[Begin Text segment]
• Pico W to the rescue

    James Fossey02/16/2023 at 19:47 0 comments

    After a bit of fiddly soldering, I've attached a Pico W to the Sony's circuit board. The connections are very simple. The two battery contacts on the circuit board - plus and minus - are connected to VSYS and GND on the Pico. The Sony's "refurbished" battery pack is made up of 4 AA rechargeables, outputting 4.8V in their prime, which falls well within the 1.8-5.5V range accepted by VSYS. Thus, I can power the whole contraption from the original battery pack with no visible external changes to the phone.

    Pin GP15 is connected to the little speaker which would have originally acted as the ringer, along with another GND. Using CircuitPython, I can program the Pico W to play a low-fidelity MP3 via the ringer whenever I feel like it (e.g. when I receive an email).

    TLDR - I've basically turned the obsolete analogue phone into a functional basic tone pager, powered by a Pico W.

  • The SIM800 saga

    James Fossey09/21/2022 at 20:13 0 comments

    A little while ago, I got hold of a SIM800L module and tried to install it in the phone, powered off a 4V supply line from the CM-H333 PCB and...it didn't work. Although the phone was definitely supplying 4V to the module, no flashing lights appeared on the SIM800L.


    I suspect the current from this supply line is insufficient to power the (rather current-hungry) GSM module. I think I'll try a different tack - installing a Bluetooth module instead. Although the purist in me would have preferred to get 2G connectivity to the handset (thus resurrecting it as a proper phone) I am happy to settle for shapeshifting the phone into a Bluetooth headset.
[End Text segment]
[Begin Dataset]
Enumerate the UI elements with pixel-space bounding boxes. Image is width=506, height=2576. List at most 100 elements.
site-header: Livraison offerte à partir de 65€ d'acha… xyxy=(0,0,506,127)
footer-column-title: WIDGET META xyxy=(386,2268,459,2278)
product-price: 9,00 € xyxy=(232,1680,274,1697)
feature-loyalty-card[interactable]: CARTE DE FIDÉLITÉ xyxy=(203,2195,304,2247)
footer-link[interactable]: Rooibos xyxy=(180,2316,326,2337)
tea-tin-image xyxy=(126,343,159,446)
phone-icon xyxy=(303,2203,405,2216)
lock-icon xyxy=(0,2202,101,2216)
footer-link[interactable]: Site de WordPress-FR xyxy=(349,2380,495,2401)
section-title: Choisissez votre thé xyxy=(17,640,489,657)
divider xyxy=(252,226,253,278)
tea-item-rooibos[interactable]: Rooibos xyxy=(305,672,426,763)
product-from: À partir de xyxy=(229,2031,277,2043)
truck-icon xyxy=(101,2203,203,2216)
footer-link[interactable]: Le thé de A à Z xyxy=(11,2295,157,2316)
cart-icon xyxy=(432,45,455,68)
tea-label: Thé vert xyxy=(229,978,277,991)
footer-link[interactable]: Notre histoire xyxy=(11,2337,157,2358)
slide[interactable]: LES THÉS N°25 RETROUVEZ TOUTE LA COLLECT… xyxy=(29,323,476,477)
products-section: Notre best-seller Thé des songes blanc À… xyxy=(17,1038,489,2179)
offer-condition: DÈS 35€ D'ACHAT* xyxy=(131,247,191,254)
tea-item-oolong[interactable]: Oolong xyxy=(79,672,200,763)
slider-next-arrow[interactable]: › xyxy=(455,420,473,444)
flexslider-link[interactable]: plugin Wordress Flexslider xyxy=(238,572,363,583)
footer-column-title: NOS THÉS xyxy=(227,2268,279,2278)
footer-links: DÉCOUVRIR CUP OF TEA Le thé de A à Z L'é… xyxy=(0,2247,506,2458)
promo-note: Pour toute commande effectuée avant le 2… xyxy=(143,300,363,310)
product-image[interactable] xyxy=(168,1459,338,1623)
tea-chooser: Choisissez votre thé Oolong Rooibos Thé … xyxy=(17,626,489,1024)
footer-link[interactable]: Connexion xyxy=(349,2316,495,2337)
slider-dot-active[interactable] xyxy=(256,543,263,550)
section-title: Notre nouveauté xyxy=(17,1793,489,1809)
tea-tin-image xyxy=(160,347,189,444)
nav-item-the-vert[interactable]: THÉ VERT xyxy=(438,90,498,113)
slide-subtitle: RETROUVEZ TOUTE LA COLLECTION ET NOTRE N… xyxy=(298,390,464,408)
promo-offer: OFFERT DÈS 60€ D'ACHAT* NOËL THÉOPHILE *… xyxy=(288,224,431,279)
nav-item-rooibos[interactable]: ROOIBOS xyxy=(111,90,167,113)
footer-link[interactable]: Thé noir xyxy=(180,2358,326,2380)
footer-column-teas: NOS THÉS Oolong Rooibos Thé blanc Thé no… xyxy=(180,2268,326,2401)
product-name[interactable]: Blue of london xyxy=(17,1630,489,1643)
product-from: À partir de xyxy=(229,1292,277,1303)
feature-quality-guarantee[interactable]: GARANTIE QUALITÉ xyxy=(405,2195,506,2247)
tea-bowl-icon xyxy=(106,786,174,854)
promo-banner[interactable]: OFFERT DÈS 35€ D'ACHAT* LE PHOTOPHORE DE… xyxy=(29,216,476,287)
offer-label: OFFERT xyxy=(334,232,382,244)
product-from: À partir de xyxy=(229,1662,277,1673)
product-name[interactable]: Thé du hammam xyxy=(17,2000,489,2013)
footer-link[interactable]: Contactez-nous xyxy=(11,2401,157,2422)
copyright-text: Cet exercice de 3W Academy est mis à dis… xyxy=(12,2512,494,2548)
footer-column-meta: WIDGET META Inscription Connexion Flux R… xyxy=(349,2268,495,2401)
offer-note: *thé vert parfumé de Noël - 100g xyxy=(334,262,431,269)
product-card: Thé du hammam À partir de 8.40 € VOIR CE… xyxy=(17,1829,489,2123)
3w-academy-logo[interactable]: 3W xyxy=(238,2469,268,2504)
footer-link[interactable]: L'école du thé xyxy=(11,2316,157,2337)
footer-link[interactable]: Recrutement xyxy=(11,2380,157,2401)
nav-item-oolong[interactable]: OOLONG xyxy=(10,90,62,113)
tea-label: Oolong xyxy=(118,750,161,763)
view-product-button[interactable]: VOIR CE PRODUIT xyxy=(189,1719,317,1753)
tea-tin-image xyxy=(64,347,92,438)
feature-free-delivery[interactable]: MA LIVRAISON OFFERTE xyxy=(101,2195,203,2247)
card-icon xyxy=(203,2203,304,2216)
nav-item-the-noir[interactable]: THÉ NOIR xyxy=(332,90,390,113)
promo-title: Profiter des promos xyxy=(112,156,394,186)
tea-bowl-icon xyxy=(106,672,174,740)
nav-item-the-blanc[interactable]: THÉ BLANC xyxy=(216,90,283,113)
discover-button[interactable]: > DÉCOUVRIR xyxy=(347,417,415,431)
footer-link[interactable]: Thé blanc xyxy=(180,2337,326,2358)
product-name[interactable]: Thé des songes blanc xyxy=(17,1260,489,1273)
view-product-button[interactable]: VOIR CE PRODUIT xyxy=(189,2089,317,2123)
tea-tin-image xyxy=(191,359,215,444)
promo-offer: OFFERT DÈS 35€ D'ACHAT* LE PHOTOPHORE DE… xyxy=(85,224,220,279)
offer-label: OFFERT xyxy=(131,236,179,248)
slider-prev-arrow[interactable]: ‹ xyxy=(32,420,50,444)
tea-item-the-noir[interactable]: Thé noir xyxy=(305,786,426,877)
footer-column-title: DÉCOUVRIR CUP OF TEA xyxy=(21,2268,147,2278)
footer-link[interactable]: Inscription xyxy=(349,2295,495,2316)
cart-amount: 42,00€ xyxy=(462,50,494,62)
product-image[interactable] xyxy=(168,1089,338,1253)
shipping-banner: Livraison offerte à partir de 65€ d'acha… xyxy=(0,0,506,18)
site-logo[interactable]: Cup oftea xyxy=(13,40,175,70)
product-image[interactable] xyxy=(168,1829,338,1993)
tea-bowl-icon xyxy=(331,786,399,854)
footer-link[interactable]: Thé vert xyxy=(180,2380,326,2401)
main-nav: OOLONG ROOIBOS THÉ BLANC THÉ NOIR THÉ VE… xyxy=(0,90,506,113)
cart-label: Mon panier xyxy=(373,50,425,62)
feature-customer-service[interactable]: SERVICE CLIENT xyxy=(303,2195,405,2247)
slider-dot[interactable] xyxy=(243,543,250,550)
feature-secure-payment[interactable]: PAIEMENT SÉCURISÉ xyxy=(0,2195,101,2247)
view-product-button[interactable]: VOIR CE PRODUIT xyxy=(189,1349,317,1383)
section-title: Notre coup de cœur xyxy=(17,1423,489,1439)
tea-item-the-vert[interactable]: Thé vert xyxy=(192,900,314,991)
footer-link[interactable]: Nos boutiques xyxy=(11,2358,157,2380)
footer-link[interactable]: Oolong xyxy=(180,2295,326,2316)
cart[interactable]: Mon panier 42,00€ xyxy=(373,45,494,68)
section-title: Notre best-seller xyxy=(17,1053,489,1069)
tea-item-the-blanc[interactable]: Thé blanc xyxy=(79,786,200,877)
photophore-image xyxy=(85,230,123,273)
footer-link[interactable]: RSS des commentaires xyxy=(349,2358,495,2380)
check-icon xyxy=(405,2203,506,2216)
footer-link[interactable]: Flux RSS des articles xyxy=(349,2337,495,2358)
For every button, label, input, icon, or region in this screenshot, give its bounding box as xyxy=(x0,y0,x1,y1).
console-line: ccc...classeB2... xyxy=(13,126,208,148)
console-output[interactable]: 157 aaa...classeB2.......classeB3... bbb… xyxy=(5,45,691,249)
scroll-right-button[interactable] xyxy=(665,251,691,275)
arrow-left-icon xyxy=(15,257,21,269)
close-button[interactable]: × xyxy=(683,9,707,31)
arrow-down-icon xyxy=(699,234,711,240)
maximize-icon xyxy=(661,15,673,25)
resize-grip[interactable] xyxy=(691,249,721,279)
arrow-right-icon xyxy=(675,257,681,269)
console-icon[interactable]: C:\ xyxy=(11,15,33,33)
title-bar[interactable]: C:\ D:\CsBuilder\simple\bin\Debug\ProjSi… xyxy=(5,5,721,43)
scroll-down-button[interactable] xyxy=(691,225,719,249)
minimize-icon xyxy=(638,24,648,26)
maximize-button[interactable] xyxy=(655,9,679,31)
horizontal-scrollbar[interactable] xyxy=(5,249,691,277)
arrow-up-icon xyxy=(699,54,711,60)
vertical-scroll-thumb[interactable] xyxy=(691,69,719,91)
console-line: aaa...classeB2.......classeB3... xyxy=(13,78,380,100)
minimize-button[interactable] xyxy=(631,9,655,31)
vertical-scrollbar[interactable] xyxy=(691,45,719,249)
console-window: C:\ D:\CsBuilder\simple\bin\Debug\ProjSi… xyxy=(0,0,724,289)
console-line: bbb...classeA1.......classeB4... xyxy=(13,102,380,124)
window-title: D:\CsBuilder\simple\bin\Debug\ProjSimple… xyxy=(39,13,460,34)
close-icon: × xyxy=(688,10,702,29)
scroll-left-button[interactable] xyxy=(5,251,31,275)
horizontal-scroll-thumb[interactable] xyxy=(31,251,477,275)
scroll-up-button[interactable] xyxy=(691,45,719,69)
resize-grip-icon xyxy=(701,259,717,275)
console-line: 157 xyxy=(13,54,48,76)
[End Dataset]
◆ Set of tasks ◆
[A] Answer these questions from the phone project log:
(i) To which two Pico W pins are the plus and minus battery contacts connected?
(ii) What is pin GP15 connected to?
(iii) Which module failed to light up, and what kind of module does the log propose installing instead?
[B] Continue the phone project log from the end of its last sentence.

◆ Replies ◆
[A]
(i) VSYS and GND.
(ii) The little speaker that originally acted as the ringer, along with another GND.
(iii) The SIM800L module failed to light up; the log proposes a Bluetooth module instead.

[B]
    The Bluetooth module I'm looking at is the JDY-64 as this includes a microphone input (quite rare among the myriad DIY Bluetooth audio modules on eBay) and it should run off the 4V supply line, requiring a far lower current than the SIM800. Fingers crossed!

  • Replacing the batteries in the battery pack

    James Fossey08/21/2022 at 18:51 0 comments

    One of the joys of buying old mobile phones is that they tend to come with free biohazards, courtesy of their rapidly-decaying NiCad batteries. This one was no exception.

    Once I prised open the battery casing (wearing gloves!) I quickly removed the gunky old NiCads and wrapped them in kitchen roll, ready for disposal. Actually, they weren't too badly decayed, given that they probably haven't been charged since the Millennium.

    There was more good news. Before buying this phone, I knew that the CM-H333 battery pack is rated at 4.8V. This sounded like code for 'probably just 4 AA rechargeable batteries in a box' and it turns out I was right. All I needed to do was insert a battery contact at one end of the prised-apart battery box, tidy up the main terminals to ensure they made proper contact with the phone's +/- pins (with a bit of very carefully positioned tin-foil) and put the two halves of the battery pack back together.

    Huzzah! I now have a 2,450mAh Ni-MH battery pack for the old Sony, containing nearly-new batteries.

    The foil is securely held in place with some leftover sticky-back Velcro
    Four AA rechargeables fit snugly in the battery pack - I just need to carefully pop the 'lid' on and we're good for many hours of staring at a No Service indicator

  • My newest ancient phone - the Sony Mars Bar

    James Fossey08/12/2022 at 21:09 0 comments

    My Sony Mars Bar has arrived, so before I start chronicling my attempts to modernise it, I just thought I'd warble on about the phone's history a bit.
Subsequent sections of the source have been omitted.